* **WHAT YOU WILL DO**
Transcribe the entries exactly; images are not part of the copy.
— Start of MATERIAL FOR THIS TASK —
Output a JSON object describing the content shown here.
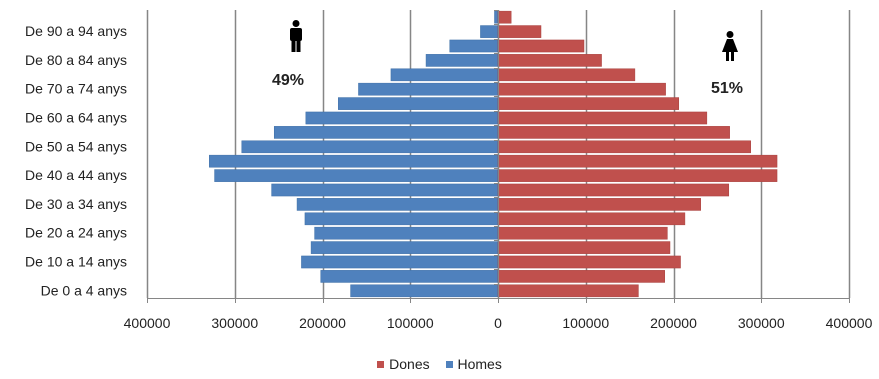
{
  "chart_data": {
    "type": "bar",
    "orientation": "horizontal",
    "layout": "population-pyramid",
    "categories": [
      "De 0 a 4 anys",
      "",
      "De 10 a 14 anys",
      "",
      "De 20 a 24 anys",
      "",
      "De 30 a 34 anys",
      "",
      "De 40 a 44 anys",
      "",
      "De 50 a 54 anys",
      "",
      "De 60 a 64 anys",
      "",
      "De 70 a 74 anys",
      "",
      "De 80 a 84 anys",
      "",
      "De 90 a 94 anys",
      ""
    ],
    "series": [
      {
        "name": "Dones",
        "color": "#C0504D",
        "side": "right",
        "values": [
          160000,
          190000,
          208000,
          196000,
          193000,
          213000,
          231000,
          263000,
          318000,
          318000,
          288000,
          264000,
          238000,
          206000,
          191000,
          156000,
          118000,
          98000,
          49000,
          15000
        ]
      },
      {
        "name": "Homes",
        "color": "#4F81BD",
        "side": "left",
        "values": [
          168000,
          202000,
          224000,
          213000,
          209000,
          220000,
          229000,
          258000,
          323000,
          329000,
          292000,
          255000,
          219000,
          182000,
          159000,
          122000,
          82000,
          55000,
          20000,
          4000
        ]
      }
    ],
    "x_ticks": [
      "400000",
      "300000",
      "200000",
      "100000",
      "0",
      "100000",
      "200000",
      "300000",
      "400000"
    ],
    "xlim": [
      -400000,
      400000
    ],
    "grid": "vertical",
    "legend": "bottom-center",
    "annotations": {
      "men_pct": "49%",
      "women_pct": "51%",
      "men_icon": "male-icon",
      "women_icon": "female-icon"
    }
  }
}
— End of MATERIAL FOR THIS TASK —
* **TASK OUTPUT**
Output a JSON object describing the content shown here.
{
  "chart_data": {
    "type": "bar",
    "orientation": "horizontal",
    "layout": "population-pyramid",
    "categories": [
      "De 0 a 4 anys",
      "",
      "De 10 a 14 anys",
      "",
      "De 20 a 24 anys",
      "",
      "De 30 a 34 anys",
      "",
      "De 40 a 44 anys",
      "",
      "De 50 a 54 anys",
      "",
      "De 60 a 64 anys",
      "",
      "De 70 a 74 anys",
      "",
      "De 80 a 84 anys",
      "",
      "De 90 a 94 anys",
      ""
    ],
    "series": [
      {
        "name": "Dones",
        "color": "#C0504D",
        "side": "right",
        "values": [
          160000,
          190000,
          208000,
          196000,
          193000,
          213000,
          231000,
          263000,
          318000,
          318000,
          288000,
          264000,
          238000,
          206000,
          191000,
          156000,
          118000,
          98000,
          49000,
          15000
        ]
      },
      {
        "name": "Homes",
        "color": "#4F81BD",
        "side": "left",
        "values": [
          168000,
          202000,
          224000,
          213000,
          209000,
          220000,
          229000,
          258000,
          323000,
          329000,
          292000,
          255000,
          219000,
          182000,
          159000,
          122000,
          82000,
          55000,
          20000,
          4000
        ]
      }
    ],
    "x_ticks": [
      "400000",
      "300000",
      "200000",
      "100000",
      "0",
      "100000",
      "200000",
      "300000",
      "400000"
    ],
    "xlim": [
      -400000,
      400000
    ],
    "grid": "vertical",
    "legend": "bottom-center",
    "annotations": {
      "men_pct": "49%",
      "women_pct": "51%",
      "men_icon": "male-icon",
      "women_icon": "female-icon"
    }
  }
}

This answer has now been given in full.